Supplied data:
▬▬▬▬▬▬▬▬▬▬
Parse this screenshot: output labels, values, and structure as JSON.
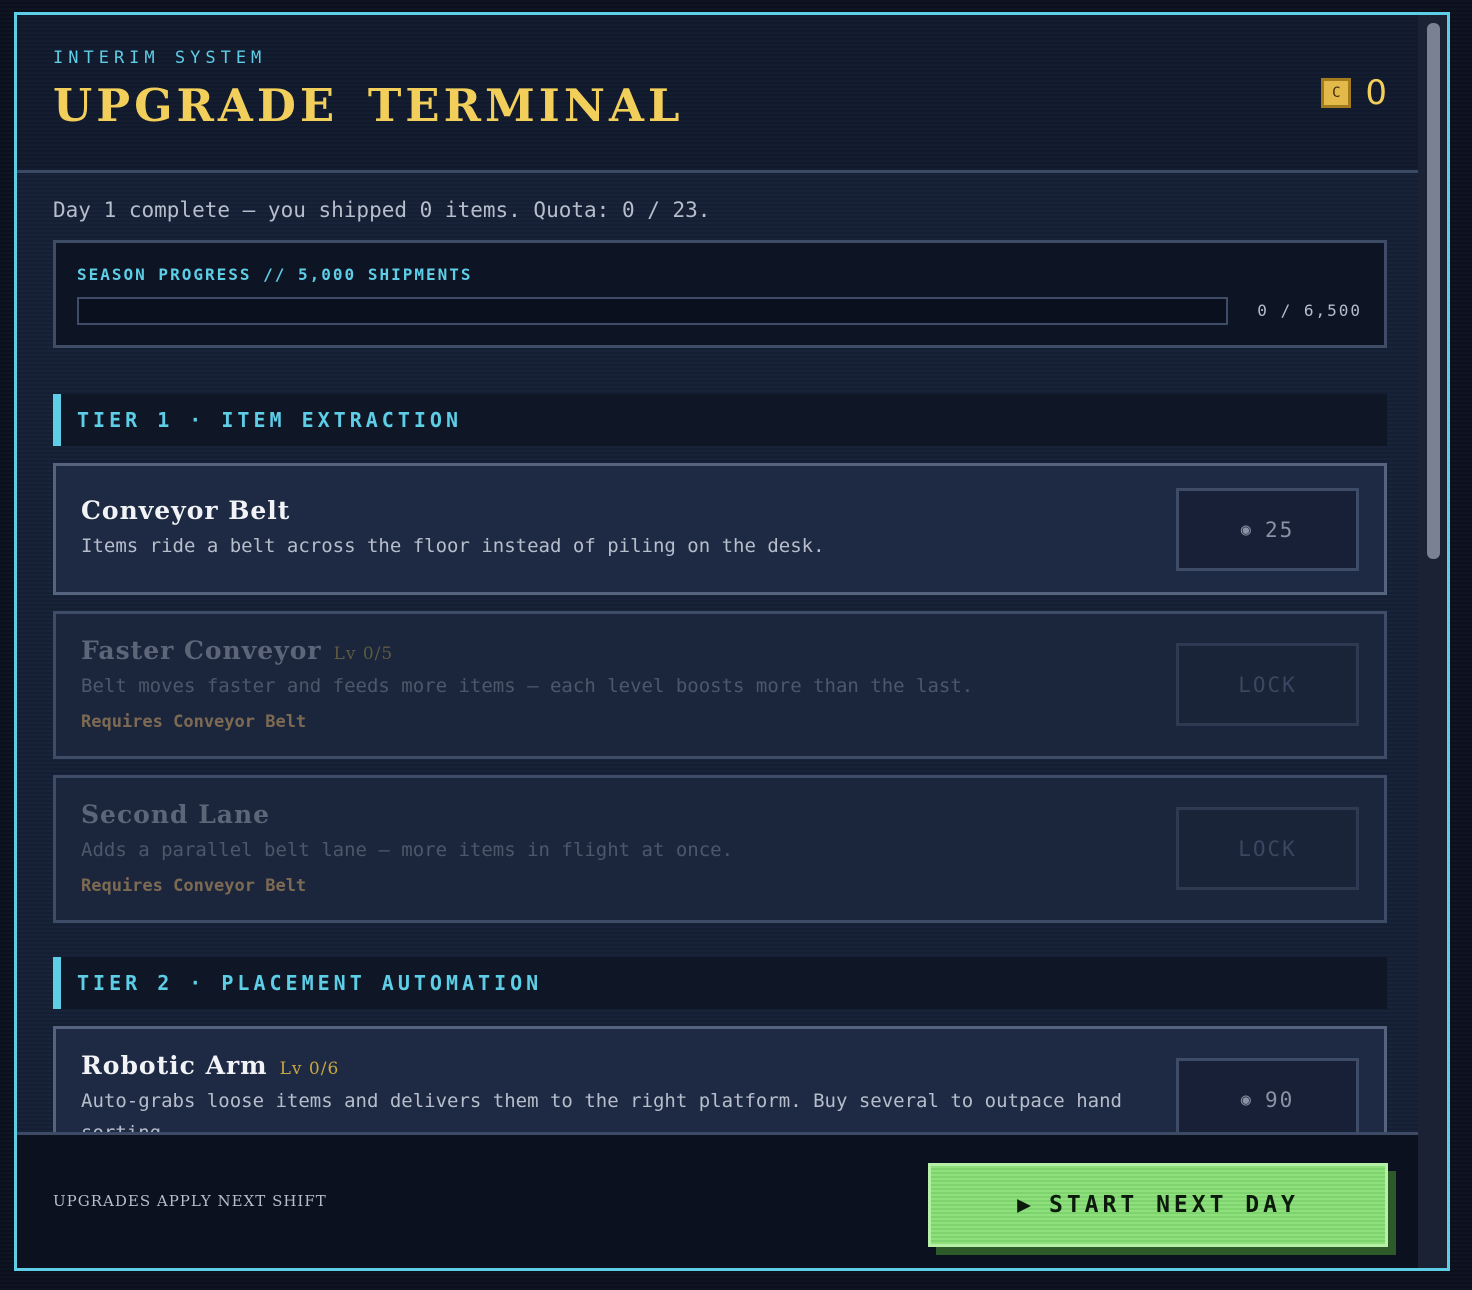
{
  "header": {
    "eyebrow": "INTERIM SYSTEM",
    "title": "UPGRADE TERMINAL",
    "coin_symbol": "C",
    "coins": "0"
  },
  "day_message": "Day 1 complete — you shipped 0 items. Quota: 0 / 23.",
  "season": {
    "label": "SEASON PROGRESS // 5,000 SHIPMENTS",
    "count": "0 / 6,500",
    "progress_fraction": 0
  },
  "tiers": [
    {
      "label": "TIER 1 · ITEM EXTRACTION",
      "upgrades": [
        {
          "name": "Conveyor Belt",
          "level": "",
          "description": "Items ride a belt across the floor instead of piling on the desk.",
          "requirement": "",
          "price_icon": "◉",
          "price": "25",
          "state": "available"
        },
        {
          "name": "Faster Conveyor",
          "level": "Lv 0/5",
          "description": "Belt moves faster and feeds more items — each level boosts more than the last.",
          "requirement": "Requires Conveyor Belt",
          "price_icon": "",
          "price": "LOCK",
          "state": "locked"
        },
        {
          "name": "Second Lane",
          "level": "",
          "description": "Adds a parallel belt lane — more items in flight at once.",
          "requirement": "Requires Conveyor Belt",
          "price_icon": "",
          "price": "LOCK",
          "state": "locked"
        }
      ]
    },
    {
      "label": "TIER 2 · PLACEMENT AUTOMATION",
      "upgrades": [
        {
          "name": "Robotic Arm",
          "level": "Lv 0/6",
          "description": "Auto-grabs loose items and delivers them to the right platform. Buy several to outpace hand sorting.",
          "requirement": "",
          "price_icon": "◉",
          "price": "90",
          "state": "available"
        }
      ]
    }
  ],
  "footer": {
    "note": "UPGRADES APPLY NEXT SHIFT",
    "start_icon": "▶",
    "start_label": "START NEXT DAY"
  },
  "colors": {
    "accent": "#5ecde6",
    "title": "#f2cf5b",
    "start_button": "#8de07c"
  }
}
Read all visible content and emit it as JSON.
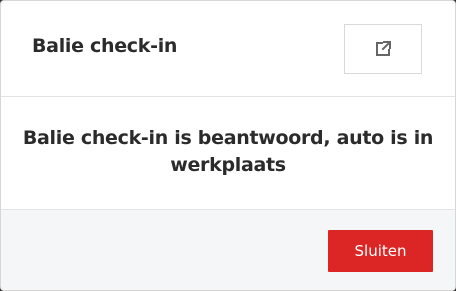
{
  "modal": {
    "title": "Balie check-in",
    "message": "Balie check-in is beantwoord, auto is in werkplaats",
    "open_external_icon": "external-link-icon",
    "close_label": "Sluiten"
  },
  "colors": {
    "primary_button": "#dc2626",
    "footer_background": "#f5f6f8",
    "text": "#2b2b2b"
  }
}
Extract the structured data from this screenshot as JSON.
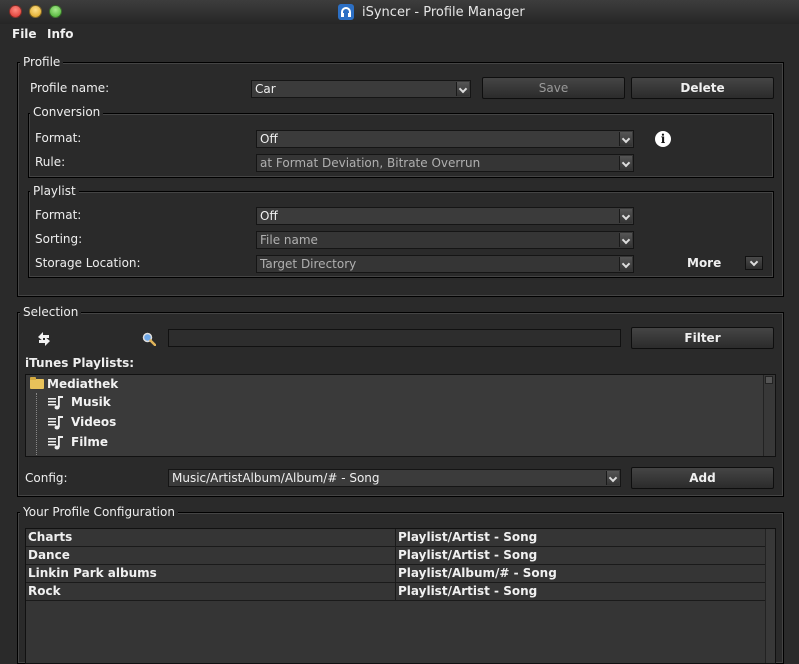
{
  "window": {
    "title": "iSyncer - Profile Manager",
    "accent": "#2c6fc4"
  },
  "menu": {
    "items": [
      "File",
      "Info"
    ]
  },
  "profile": {
    "group_title": "Profile",
    "name_label": "Profile name:",
    "name_value": "Car",
    "save_label": "Save",
    "delete_label": "Delete",
    "conversion": {
      "title": "Conversion",
      "format_label": "Format:",
      "format_value": "Off",
      "rule_label": "Rule:",
      "rule_value": "at Format Deviation, Bitrate Overrun",
      "info_icon": "i"
    },
    "playlist": {
      "title": "Playlist",
      "format_label": "Format:",
      "format_value": "Off",
      "sorting_label": "Sorting:",
      "sorting_value": "File name",
      "storage_label": "Storage Location:",
      "storage_value": "Target Directory",
      "more_label": "More"
    }
  },
  "selection": {
    "group_title": "Selection",
    "search_value": "",
    "filter_label": "Filter",
    "playlists_label": "iTunes Playlists:",
    "tree": [
      {
        "label": "Mediathek",
        "icon": "folder-icon"
      },
      {
        "label": "Musik",
        "icon": "playlist-icon"
      },
      {
        "label": "Videos",
        "icon": "playlist-icon"
      },
      {
        "label": "Filme",
        "icon": "playlist-icon"
      }
    ],
    "config_label": "Config:",
    "config_value": "Music/ArtistAlbum/Album/# - Song",
    "add_label": "Add"
  },
  "configuration": {
    "group_title": "Your Profile Configuration",
    "rows": [
      {
        "playlist": "Charts",
        "pattern": "Playlist/Artist - Song"
      },
      {
        "playlist": "Dance",
        "pattern": "Playlist/Artist - Song"
      },
      {
        "playlist": "Linkin Park albums",
        "pattern": "Playlist/Album/# - Song"
      },
      {
        "playlist": "Rock",
        "pattern": "Playlist/Artist - Song"
      }
    ]
  }
}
▬▬▬▬▬▬▬▬▬▬
To do: Pictures in the data above should not be copied; transcribe everything else exactly.

Result of the exercise:
Parse this screenshot: output labels, values, and structure as JSON.
{
  "header": {
    "eyebrow": "INTERIM SYSTEM",
    "title": "UPGRADE TERMINAL",
    "coin_symbol": "C",
    "coins": "0"
  },
  "day_message": "Day 1 complete — you shipped 0 items. Quota: 0 / 23.",
  "season": {
    "label": "SEASON PROGRESS // 5,000 SHIPMENTS",
    "count": "0 / 6,500",
    "progress_fraction": 0
  },
  "tiers": [
    {
      "label": "TIER 1 · ITEM EXTRACTION",
      "upgrades": [
        {
          "name": "Conveyor Belt",
          "level": "",
          "description": "Items ride a belt across the floor instead of piling on the desk.",
          "requirement": "",
          "price_icon": "◉",
          "price": "25",
          "state": "available"
        },
        {
          "name": "Faster Conveyor",
          "level": "Lv 0/5",
          "description": "Belt moves faster and feeds more items — each level boosts more than the last.",
          "requirement": "Requires Conveyor Belt",
          "price_icon": "",
          "price": "LOCK",
          "state": "locked"
        },
        {
          "name": "Second Lane",
          "level": "",
          "description": "Adds a parallel belt lane — more items in flight at once.",
          "requirement": "Requires Conveyor Belt",
          "price_icon": "",
          "price": "LOCK",
          "state": "locked"
        }
      ]
    },
    {
      "label": "TIER 2 · PLACEMENT AUTOMATION",
      "upgrades": [
        {
          "name": "Robotic Arm",
          "level": "Lv 0/6",
          "description": "Auto-grabs loose items and delivers them to the right platform. Buy several to outpace hand sorting.",
          "requirement": "",
          "price_icon": "◉",
          "price": "90",
          "state": "available"
        }
      ]
    }
  ],
  "footer": {
    "note": "UPGRADES APPLY NEXT SHIFT",
    "start_icon": "▶",
    "start_label": "START NEXT DAY"
  },
  "colors": {
    "accent": "#5ecde6",
    "title": "#f2cf5b",
    "start_button": "#8de07c"
  }
}
Read all visible content and emit it as JSON.
{
  "modal": {
    "title": "Balie check-in",
    "message": "Balie check-in is beantwoord, auto is in werkplaats",
    "open_external_icon": "external-link-icon",
    "close_label": "Sluiten"
  },
  "colors": {
    "primary_button": "#dc2626",
    "footer_background": "#f5f6f8",
    "text": "#2b2b2b"
  }
}
Extract the structured data from this screenshot as JSON.
{
  "window": {
    "title": "iSyncer - Profile Manager",
    "accent": "#2c6fc4"
  },
  "menu": {
    "items": [
      "File",
      "Info"
    ]
  },
  "profile": {
    "group_title": "Profile",
    "name_label": "Profile name:",
    "name_value": "Car",
    "save_label": "Save",
    "delete_label": "Delete",
    "conversion": {
      "title": "Conversion",
      "format_label": "Format:",
      "format_value": "Off",
      "rule_label": "Rule:",
      "rule_value": "at Format Deviation, Bitrate Overrun",
      "info_icon": "i"
    },
    "playlist": {
      "title": "Playlist",
      "format_label": "Format:",
      "format_value": "Off",
      "sorting_label": "Sorting:",
      "sorting_value": "File name",
      "storage_label": "Storage Location:",
      "storage_value": "Target Directory",
      "more_label": "More"
    }
  },
  "selection": {
    "group_title": "Selection",
    "search_value": "",
    "filter_label": "Filter",
    "playlists_label": "iTunes Playlists:",
    "tree": [
      {
        "label": "Mediathek",
        "icon": "folder-icon"
      },
      {
        "label": "Musik",
        "icon": "playlist-icon"
      },
      {
        "label": "Videos",
        "icon": "playlist-icon"
      },
      {
        "label": "Filme",
        "icon": "playlist-icon"
      }
    ],
    "config_label": "Config:",
    "config_value": "Music/ArtistAlbum/Album/# - Song",
    "add_label": "Add"
  },
  "configuration": {
    "group_title": "Your Profile Configuration",
    "rows": [
      {
        "playlist": "Charts",
        "pattern": "Playlist/Artist - Song"
      },
      {
        "playlist": "Dance",
        "pattern": "Playlist/Artist - Song"
      },
      {
        "playlist": "Linkin Park albums",
        "pattern": "Playlist/Album/# - Song"
      },
      {
        "playlist": "Rock",
        "pattern": "Playlist/Artist - Song"
      }
    ]
  }
}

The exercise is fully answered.